** start EXERCISE DATA **

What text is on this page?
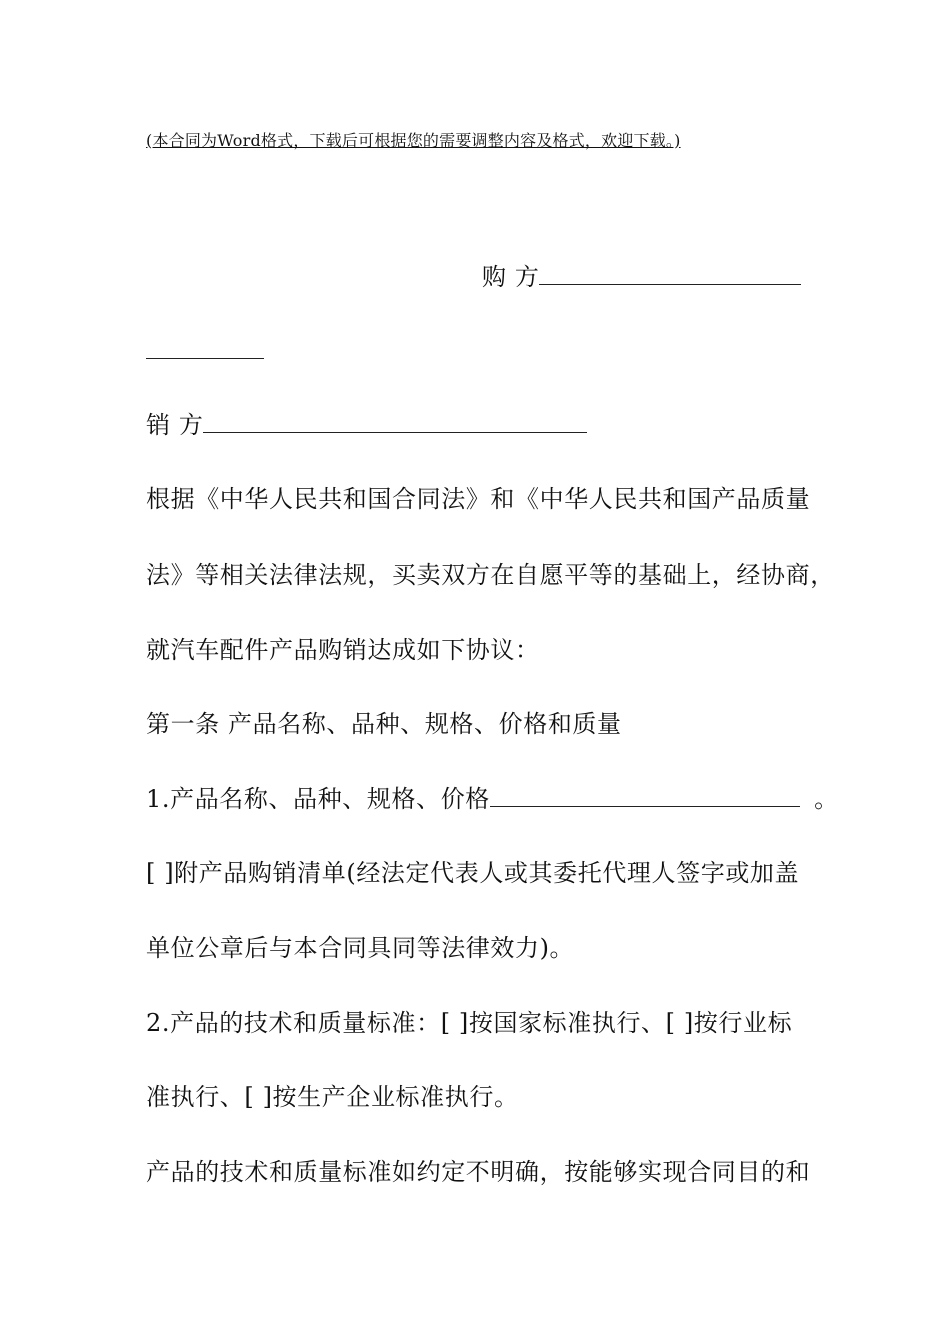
(本合同为Word格式，下载后可根据您的需要调整内容及格式，欢迎下载。)
购 方
销 方
根据《中华人民共和国合同法》和《中华人民共和国产品质量
法》等相关法律法规，买卖双方在自愿平等的基础上，经协商，
就汽车配件产品购销达成如下协议：
第一条 产品名称、品种、规格、价格和质量
1.产品名称、品种、规格、价格	。
[ ]附产品购销清单(经法定代表人或其委托代理人签字或加盖
单位公章后与本合同具同等法律效力)。
2.产品的技术和质量标准：[ ]按国家标准执行、[ ]按行业标
准执行、[ ]按生产企业标准执行。
产品的技术和质量标准如约定不明确，按能够实现合同目的和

** end EXERCISE DATA **

■ EXERCISE AIM: Keep the pictures out of the copy and write out the data exactly as it stands.

■ EXERCISE OUTPUT:
What text is on this page?
(本合同为Word格式，下载后可根据您的需要调整内容及格式，欢迎下载。)
购 方
销 方
根据《中华人民共和国合同法》和《中华人民共和国产品质量
法》等相关法律法规，买卖双方在自愿平等的基础上，经协商，
就汽车配件产品购销达成如下协议：
第一条 产品名称、品种、规格、价格和质量
1.产品名称、品种、规格、价格	。
[ ]附产品购销清单(经法定代表人或其委托代理人签字或加盖
单位公章后与本合同具同等法律效力)。
2.产品的技术和质量标准：[ ]按国家标准执行、[ ]按行业标
准执行、[ ]按生产企业标准执行。
产品的技术和质量标准如约定不明确，按能够实现合同目的和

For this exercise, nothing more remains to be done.